WHAT YOU HAVE TO DO
Find and copy each line of the records where the string "Nilai" shows up.

INPUT DATA
◇ ◇ ◇ ◇
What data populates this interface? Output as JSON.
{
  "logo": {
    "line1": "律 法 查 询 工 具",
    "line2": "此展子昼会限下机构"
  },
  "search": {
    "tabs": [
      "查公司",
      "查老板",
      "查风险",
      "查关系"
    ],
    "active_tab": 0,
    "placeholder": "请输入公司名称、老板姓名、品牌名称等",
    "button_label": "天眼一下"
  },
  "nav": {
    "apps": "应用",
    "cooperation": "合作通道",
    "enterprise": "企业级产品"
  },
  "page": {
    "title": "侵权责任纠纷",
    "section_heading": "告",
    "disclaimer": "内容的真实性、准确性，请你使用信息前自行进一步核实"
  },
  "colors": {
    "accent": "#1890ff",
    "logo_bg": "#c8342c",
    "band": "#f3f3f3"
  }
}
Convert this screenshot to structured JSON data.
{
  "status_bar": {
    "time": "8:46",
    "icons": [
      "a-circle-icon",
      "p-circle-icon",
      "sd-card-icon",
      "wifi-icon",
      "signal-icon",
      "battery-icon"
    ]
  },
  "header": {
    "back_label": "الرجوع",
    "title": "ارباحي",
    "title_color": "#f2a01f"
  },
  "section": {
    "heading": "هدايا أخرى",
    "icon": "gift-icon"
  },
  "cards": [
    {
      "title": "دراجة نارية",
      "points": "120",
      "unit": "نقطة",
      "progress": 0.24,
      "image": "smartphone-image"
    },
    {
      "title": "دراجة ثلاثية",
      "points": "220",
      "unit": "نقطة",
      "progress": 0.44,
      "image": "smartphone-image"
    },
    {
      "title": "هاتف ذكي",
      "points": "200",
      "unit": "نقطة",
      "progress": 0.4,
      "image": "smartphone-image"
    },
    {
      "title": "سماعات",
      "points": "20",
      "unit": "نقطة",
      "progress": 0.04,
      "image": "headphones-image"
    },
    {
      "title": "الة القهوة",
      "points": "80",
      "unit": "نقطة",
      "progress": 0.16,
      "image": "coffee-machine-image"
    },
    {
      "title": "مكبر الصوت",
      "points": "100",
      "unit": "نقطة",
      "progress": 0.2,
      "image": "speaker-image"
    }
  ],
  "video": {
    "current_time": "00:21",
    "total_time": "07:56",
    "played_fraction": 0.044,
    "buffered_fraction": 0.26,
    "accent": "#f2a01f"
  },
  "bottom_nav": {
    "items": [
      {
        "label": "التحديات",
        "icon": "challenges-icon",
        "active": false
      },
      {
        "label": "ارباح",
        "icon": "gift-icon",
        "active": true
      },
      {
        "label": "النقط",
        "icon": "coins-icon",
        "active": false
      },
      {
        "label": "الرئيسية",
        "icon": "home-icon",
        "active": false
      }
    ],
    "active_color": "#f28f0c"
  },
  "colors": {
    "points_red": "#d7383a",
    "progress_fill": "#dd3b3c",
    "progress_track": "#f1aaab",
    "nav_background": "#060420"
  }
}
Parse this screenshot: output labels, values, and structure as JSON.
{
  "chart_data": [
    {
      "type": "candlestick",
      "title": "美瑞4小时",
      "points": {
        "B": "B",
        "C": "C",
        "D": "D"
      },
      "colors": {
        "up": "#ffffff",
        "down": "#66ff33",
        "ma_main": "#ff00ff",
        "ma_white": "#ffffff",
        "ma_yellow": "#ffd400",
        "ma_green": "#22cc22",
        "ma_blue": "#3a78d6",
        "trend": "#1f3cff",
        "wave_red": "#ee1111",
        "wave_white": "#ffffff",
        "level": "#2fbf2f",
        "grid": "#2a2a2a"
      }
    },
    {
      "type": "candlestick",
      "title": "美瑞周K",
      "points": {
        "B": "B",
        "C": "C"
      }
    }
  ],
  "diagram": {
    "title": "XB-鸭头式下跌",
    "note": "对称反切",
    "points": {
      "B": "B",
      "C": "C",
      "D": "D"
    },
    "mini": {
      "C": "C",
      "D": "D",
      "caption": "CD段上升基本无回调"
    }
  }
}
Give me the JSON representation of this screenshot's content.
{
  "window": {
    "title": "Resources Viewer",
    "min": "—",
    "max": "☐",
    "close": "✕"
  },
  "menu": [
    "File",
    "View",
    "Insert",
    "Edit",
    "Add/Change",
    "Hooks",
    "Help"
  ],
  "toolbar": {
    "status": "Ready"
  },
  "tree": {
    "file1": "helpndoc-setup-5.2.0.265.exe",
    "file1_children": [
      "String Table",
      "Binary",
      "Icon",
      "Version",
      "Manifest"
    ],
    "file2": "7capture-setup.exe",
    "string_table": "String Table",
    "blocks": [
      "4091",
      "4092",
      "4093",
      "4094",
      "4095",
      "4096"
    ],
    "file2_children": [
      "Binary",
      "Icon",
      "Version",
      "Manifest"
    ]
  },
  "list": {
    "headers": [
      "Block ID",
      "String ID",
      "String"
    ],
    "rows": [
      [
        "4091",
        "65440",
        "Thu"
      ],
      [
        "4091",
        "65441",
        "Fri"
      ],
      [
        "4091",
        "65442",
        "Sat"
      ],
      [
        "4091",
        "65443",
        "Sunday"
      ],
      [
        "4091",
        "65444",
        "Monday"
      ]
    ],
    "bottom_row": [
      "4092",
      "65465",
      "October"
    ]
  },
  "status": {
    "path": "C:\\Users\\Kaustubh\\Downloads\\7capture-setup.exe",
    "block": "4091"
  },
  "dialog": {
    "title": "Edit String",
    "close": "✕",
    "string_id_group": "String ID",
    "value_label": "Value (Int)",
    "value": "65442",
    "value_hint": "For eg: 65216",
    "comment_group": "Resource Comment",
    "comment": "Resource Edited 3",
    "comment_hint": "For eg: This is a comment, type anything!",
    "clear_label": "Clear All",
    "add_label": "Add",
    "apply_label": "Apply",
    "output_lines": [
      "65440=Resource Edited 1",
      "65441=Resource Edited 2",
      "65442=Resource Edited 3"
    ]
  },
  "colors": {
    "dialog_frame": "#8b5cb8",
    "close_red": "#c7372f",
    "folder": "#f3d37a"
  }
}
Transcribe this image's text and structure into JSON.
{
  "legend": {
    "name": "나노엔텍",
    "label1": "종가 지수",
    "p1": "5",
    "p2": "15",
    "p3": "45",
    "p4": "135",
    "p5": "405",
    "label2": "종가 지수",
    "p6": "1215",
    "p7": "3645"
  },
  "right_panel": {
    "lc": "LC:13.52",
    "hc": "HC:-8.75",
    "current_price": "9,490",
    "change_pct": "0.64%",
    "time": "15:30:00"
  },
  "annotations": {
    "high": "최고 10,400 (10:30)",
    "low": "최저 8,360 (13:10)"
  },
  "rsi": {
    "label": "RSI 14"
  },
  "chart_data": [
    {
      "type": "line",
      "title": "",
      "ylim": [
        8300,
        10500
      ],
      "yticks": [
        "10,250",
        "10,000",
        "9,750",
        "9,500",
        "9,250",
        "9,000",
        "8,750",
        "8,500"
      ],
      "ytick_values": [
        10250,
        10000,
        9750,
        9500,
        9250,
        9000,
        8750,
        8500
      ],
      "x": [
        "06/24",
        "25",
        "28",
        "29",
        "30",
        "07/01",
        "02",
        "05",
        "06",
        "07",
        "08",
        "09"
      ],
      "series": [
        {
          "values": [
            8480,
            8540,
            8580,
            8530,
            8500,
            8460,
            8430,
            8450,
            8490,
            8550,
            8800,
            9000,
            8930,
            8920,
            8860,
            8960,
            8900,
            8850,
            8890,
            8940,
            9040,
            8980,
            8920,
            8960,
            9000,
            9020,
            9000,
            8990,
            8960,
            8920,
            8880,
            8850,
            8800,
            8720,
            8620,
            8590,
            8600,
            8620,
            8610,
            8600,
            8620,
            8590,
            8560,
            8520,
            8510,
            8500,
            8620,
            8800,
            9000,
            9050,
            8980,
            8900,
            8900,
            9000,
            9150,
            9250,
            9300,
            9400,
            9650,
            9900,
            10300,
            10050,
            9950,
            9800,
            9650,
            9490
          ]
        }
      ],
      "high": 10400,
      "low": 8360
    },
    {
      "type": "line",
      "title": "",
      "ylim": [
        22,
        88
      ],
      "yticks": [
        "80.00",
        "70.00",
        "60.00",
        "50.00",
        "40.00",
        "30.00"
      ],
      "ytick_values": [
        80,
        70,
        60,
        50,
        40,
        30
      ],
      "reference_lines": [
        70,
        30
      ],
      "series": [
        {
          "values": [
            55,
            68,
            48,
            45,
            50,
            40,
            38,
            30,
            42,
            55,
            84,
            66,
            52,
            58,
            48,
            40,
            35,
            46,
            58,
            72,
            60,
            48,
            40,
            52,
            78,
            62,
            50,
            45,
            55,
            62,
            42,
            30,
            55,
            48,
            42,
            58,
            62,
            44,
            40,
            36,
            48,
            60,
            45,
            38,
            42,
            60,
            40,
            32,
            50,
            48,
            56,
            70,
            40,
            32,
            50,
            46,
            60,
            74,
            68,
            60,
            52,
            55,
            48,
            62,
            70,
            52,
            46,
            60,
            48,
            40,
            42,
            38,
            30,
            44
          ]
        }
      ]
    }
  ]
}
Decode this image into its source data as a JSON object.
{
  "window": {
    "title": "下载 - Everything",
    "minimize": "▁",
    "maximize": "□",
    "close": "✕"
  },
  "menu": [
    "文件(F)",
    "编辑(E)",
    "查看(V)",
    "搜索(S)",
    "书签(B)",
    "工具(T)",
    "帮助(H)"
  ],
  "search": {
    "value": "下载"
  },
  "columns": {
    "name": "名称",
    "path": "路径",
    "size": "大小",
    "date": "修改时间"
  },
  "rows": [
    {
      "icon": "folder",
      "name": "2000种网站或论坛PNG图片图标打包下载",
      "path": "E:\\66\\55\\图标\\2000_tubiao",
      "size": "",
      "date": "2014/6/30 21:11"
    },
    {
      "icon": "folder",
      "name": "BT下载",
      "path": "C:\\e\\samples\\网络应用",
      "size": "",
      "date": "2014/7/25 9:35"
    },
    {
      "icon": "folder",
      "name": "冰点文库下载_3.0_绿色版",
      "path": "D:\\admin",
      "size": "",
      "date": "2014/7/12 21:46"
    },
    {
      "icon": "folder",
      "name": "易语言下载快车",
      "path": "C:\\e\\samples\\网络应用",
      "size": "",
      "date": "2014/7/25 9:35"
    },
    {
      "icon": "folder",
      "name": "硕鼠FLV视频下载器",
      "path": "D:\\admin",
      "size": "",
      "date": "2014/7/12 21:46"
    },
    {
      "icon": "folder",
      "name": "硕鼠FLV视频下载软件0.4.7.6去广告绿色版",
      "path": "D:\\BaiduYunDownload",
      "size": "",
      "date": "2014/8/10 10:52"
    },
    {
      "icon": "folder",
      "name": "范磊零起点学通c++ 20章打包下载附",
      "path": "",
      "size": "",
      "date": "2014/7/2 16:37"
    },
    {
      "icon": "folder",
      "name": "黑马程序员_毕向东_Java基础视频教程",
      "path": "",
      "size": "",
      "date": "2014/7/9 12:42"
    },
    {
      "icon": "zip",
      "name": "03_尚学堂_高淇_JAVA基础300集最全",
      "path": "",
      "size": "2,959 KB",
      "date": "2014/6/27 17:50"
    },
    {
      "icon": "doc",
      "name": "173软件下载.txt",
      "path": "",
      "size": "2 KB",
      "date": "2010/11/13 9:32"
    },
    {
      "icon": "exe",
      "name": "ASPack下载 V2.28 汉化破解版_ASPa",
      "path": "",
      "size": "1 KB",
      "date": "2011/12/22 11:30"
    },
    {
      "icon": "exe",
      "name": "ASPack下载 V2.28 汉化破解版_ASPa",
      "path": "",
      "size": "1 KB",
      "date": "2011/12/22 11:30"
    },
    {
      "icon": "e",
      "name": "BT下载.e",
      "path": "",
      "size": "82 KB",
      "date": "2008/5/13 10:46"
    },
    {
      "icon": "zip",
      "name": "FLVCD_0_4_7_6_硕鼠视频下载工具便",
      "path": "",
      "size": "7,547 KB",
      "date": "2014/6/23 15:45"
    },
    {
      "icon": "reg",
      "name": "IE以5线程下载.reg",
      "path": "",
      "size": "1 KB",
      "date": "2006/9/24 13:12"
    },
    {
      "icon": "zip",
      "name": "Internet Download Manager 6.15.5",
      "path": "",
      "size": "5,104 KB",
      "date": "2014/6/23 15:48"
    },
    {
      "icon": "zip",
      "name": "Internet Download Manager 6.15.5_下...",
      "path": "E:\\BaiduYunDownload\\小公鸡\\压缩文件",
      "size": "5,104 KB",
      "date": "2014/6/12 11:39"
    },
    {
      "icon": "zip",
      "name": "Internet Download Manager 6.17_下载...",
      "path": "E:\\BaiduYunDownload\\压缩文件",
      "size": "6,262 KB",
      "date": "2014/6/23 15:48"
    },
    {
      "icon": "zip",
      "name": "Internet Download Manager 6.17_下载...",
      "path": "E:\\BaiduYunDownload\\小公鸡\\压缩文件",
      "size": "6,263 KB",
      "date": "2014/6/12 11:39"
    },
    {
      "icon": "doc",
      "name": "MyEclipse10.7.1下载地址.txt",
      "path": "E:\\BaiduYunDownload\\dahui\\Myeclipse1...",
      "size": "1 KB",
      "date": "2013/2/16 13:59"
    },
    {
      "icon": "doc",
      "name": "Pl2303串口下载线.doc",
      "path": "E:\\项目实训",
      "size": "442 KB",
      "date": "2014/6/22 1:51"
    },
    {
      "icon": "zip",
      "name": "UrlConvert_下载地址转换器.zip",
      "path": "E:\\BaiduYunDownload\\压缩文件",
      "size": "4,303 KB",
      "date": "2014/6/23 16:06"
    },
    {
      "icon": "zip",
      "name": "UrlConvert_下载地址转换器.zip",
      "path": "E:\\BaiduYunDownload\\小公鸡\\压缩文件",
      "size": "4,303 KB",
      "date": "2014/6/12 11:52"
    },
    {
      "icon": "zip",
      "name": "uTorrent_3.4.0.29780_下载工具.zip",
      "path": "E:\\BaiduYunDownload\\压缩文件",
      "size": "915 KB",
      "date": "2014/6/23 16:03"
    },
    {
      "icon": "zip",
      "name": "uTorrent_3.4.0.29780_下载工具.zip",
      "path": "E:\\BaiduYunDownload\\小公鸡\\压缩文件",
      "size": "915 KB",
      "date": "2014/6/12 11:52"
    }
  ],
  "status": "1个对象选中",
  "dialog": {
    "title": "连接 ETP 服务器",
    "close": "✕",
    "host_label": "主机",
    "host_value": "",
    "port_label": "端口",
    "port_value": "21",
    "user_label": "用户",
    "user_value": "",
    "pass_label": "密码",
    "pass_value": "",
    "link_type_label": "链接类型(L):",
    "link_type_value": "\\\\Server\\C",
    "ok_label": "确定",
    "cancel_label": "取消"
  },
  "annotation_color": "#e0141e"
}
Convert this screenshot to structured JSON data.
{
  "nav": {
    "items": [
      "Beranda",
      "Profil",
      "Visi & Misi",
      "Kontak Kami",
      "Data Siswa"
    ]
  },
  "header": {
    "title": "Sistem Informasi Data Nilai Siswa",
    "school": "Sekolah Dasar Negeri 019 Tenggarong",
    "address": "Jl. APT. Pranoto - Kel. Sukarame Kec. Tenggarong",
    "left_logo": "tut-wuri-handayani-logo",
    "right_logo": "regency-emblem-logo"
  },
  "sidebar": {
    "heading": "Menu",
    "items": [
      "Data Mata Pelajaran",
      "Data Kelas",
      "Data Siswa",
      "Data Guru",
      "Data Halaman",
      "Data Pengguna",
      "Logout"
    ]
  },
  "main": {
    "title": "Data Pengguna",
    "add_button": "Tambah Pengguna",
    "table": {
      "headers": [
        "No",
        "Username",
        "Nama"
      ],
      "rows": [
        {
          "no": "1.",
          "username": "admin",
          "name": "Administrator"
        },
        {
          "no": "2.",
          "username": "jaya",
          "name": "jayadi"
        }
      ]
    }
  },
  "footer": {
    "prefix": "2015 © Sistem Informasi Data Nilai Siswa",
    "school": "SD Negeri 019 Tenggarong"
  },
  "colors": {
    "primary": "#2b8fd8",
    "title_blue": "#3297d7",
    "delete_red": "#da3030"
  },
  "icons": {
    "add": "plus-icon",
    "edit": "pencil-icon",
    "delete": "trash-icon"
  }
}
◇ ◇ ◇ ◇
RESPONSE TO THIS EXERCISE
    "title": "Sistem Informasi Data Nilai Siswa",
    "prefix": "2015 © Sistem Informasi Data Nilai Siswa",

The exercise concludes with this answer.